• Records for this task:
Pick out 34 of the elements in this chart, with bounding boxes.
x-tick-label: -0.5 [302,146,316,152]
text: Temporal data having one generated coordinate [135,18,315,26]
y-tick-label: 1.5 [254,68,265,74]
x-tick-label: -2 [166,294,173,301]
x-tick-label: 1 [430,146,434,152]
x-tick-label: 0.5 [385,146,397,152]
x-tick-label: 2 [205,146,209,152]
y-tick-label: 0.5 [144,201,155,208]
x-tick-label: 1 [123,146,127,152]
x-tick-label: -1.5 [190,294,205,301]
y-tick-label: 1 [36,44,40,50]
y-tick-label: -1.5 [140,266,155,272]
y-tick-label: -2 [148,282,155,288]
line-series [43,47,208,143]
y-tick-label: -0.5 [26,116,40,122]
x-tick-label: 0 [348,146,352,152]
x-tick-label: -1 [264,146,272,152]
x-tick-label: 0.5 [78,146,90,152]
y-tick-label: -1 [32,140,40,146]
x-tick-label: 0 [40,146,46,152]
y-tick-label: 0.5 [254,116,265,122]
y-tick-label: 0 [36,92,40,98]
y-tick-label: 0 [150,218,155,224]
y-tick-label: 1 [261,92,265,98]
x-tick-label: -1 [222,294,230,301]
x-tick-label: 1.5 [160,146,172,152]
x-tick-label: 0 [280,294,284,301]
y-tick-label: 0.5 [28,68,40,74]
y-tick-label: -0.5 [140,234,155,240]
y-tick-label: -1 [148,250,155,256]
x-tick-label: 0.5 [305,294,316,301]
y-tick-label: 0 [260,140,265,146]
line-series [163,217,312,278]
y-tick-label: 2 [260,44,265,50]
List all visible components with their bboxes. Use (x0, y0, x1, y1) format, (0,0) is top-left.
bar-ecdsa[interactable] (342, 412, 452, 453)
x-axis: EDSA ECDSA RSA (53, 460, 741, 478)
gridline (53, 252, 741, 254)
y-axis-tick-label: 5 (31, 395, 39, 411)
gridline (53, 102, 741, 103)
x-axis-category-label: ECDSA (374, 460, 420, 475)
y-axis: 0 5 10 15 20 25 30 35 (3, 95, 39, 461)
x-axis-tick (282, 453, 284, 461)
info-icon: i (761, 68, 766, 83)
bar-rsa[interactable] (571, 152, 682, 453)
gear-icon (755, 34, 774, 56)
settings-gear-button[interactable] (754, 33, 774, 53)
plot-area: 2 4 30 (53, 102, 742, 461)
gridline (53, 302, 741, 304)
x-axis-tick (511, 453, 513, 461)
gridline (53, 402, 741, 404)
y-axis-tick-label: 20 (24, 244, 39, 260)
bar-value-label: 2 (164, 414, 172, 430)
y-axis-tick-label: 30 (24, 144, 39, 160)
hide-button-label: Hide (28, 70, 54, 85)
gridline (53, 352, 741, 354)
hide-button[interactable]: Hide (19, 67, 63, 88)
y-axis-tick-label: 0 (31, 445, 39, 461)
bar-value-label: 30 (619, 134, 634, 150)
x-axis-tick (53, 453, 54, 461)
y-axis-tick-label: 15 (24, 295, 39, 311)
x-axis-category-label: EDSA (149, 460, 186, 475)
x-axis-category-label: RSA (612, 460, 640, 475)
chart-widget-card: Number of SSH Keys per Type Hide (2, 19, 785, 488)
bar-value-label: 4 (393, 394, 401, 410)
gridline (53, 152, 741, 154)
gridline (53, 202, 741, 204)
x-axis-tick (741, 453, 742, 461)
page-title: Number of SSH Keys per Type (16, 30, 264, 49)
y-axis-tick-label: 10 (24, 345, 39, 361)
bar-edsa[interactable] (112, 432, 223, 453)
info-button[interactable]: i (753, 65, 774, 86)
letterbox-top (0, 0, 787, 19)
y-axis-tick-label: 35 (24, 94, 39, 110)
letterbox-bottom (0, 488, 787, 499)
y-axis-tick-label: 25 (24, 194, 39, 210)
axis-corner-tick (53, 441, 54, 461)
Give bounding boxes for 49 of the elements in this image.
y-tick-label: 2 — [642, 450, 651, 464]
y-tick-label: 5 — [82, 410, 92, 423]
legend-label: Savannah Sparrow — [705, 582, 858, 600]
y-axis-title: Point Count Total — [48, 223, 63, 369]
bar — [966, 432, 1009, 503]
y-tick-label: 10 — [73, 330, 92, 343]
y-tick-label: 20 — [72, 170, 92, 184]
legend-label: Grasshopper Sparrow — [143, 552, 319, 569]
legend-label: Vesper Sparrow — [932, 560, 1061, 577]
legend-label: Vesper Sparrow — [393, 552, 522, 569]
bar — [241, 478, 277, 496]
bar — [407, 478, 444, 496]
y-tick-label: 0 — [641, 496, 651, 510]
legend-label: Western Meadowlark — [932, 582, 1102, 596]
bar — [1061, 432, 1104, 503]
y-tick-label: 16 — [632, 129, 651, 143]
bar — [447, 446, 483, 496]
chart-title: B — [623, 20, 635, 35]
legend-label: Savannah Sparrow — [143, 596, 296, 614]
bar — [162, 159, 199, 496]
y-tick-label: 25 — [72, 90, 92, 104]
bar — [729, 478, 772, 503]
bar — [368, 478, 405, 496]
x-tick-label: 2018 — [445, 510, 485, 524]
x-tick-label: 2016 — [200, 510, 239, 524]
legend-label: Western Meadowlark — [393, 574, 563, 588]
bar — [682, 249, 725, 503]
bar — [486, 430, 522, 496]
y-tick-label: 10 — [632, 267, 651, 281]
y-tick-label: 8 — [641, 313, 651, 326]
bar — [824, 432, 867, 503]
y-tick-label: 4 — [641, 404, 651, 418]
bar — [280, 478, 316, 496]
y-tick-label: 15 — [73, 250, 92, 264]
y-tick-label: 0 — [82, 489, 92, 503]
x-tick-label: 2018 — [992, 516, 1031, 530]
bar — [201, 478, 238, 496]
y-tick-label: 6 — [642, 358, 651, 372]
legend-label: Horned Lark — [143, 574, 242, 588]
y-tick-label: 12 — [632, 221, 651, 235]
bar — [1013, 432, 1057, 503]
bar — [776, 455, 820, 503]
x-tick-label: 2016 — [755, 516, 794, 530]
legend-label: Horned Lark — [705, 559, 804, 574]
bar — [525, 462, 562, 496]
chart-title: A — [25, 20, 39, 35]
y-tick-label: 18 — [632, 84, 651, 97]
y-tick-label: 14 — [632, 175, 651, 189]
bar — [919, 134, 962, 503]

• Aim of the task: Copy out every one of the records above, character for character, with nothing added or dropped.

• Answer for this exercise:
Pick out 34 of the elements in this chart, with bounding boxes.
x-tick-label: -0.5 [302,146,316,152]
text: Temporal data having one generated coordinate [135,18,315,26]
y-tick-label: 1.5 [254,68,265,74]
x-tick-label: -2 [166,294,173,301]
x-tick-label: 1 [430,146,434,152]
x-tick-label: 0.5 [385,146,397,152]
x-tick-label: 2 [205,146,209,152]
y-tick-label: 0.5 [144,201,155,208]
x-tick-label: 1 [123,146,127,152]
x-tick-label: -1.5 [190,294,205,301]
y-tick-label: 1 [36,44,40,50]
y-tick-label: -1.5 [140,266,155,272]
y-tick-label: -2 [148,282,155,288]
line-series [43,47,208,143]
y-tick-label: -0.5 [26,116,40,122]
x-tick-label: 0 [348,146,352,152]
x-tick-label: -1 [264,146,272,152]
x-tick-label: 0.5 [78,146,90,152]
y-tick-label: -1 [32,140,40,146]
x-tick-label: 0 [40,146,46,152]
y-tick-label: 0.5 [254,116,265,122]
y-tick-label: 0 [36,92,40,98]
y-tick-label: 0 [150,218,155,224]
y-tick-label: 1 [261,92,265,98]
x-tick-label: -1 [222,294,230,301]
x-tick-label: 1.5 [160,146,172,152]
x-tick-label: 0 [280,294,284,301]
y-tick-label: 0.5 [28,68,40,74]
y-tick-label: -0.5 [140,234,155,240]
y-tick-label: -1 [148,250,155,256]
x-tick-label: 0.5 [305,294,316,301]
y-tick-label: 0 [260,140,265,146]
line-series [163,217,312,278]
y-tick-label: 2 [260,44,265,50]
List all visible components with their bboxes. Use (x0, y0, x1, y1) format, (0,0) is top-left.
bar-ecdsa[interactable] (342, 412, 452, 453)
x-axis: EDSA ECDSA RSA (53, 460, 741, 478)
gridline (53, 252, 741, 254)
y-axis-tick-label: 5 (31, 395, 39, 411)
gridline (53, 102, 741, 103)
x-axis-category-label: ECDSA (374, 460, 420, 475)
y-axis: 0 5 10 15 20 25 30 35 (3, 95, 39, 461)
x-axis-tick (282, 453, 284, 461)
info-icon: i (761, 68, 766, 83)
bar-rsa[interactable] (571, 152, 682, 453)
gear-icon (755, 34, 774, 56)
settings-gear-button[interactable] (754, 33, 774, 53)
plot-area: 2 4 30 (53, 102, 742, 461)
gridline (53, 302, 741, 304)
x-axis-tick (511, 453, 513, 461)
gridline (53, 402, 741, 404)
y-axis-tick-label: 20 (24, 244, 39, 260)
bar-value-label: 2 (164, 414, 172, 430)
y-axis-tick-label: 30 (24, 144, 39, 160)
hide-button-label: Hide (28, 70, 54, 85)
gridline (53, 352, 741, 354)
hide-button[interactable]: Hide (19, 67, 63, 88)
y-axis-tick-label: 0 (31, 445, 39, 461)
bar-value-label: 30 (619, 134, 634, 150)
x-axis-tick (53, 453, 54, 461)
y-axis-tick-label: 15 (24, 295, 39, 311)
x-axis-category-label: EDSA (149, 460, 186, 475)
x-axis-category-label: RSA (612, 460, 640, 475)
chart-widget-card: Number of SSH Keys per Type Hide (2, 19, 785, 488)
bar-value-label: 4 (393, 394, 401, 410)
gridline (53, 152, 741, 154)
gridline (53, 202, 741, 204)
x-axis-tick (741, 453, 742, 461)
page-title: Number of SSH Keys per Type (16, 30, 264, 49)
y-axis-tick-label: 10 (24, 345, 39, 361)
bar-edsa[interactable] (112, 432, 223, 453)
info-button[interactable]: i (753, 65, 774, 86)
letterbox-top (0, 0, 787, 19)
y-axis-tick-label: 35 (24, 94, 39, 110)
letterbox-bottom (0, 488, 787, 499)
y-axis-tick-label: 25 (24, 194, 39, 210)
axis-corner-tick (53, 441, 54, 461)
Give bounding boxes for 49 of the elements in this image.
y-tick-label: 2 — [642, 450, 651, 464]
y-tick-label: 5 — [82, 410, 92, 423]
legend-label: Savannah Sparrow — [705, 582, 858, 600]
y-axis-title: Point Count Total — [48, 223, 63, 369]
bar — [966, 432, 1009, 503]
y-tick-label: 10 — [73, 330, 92, 343]
y-tick-label: 20 — [72, 170, 92, 184]
legend-label: Grasshopper Sparrow — [143, 552, 319, 569]
legend-label: Vesper Sparrow — [932, 560, 1061, 577]
legend-label: Vesper Sparrow — [393, 552, 522, 569]
bar — [241, 478, 277, 496]
bar — [407, 478, 444, 496]
y-tick-label: 0 — [641, 496, 651, 510]
legend-label: Western Meadowlark — [932, 582, 1102, 596]
bar — [1061, 432, 1104, 503]
y-tick-label: 16 — [632, 129, 651, 143]
bar — [447, 446, 483, 496]
chart-title: B — [623, 20, 635, 35]
legend-label: Savannah Sparrow — [143, 596, 296, 614]
bar — [162, 159, 199, 496]
y-tick-label: 25 — [72, 90, 92, 104]
bar — [729, 478, 772, 503]
bar — [368, 478, 405, 496]
x-tick-label: 2018 — [445, 510, 485, 524]
x-tick-label: 2016 — [200, 510, 239, 524]
legend-label: Western Meadowlark — [393, 574, 563, 588]
bar — [682, 249, 725, 503]
bar — [486, 430, 522, 496]
y-tick-label: 10 — [632, 267, 651, 281]
y-tick-label: 8 — [641, 313, 651, 326]
bar — [824, 432, 867, 503]
y-tick-label: 4 — [641, 404, 651, 418]
bar — [280, 478, 316, 496]
y-tick-label: 15 — [73, 250, 92, 264]
y-tick-label: 0 — [82, 489, 92, 503]
x-tick-label: 2018 — [992, 516, 1031, 530]
bar — [201, 478, 238, 496]
y-tick-label: 6 — [642, 358, 651, 372]
legend-label: Horned Lark — [143, 574, 242, 588]
y-tick-label: 12 — [632, 221, 651, 235]
bar — [1013, 432, 1057, 503]
bar — [776, 455, 820, 503]
x-tick-label: 2016 — [755, 516, 794, 530]
legend-label: Horned Lark — [705, 559, 804, 574]
bar — [525, 462, 562, 496]
chart-title: A — [25, 20, 39, 35]
y-tick-label: 18 — [632, 84, 651, 97]
y-tick-label: 14 — [632, 175, 651, 189]
bar — [919, 134, 962, 503]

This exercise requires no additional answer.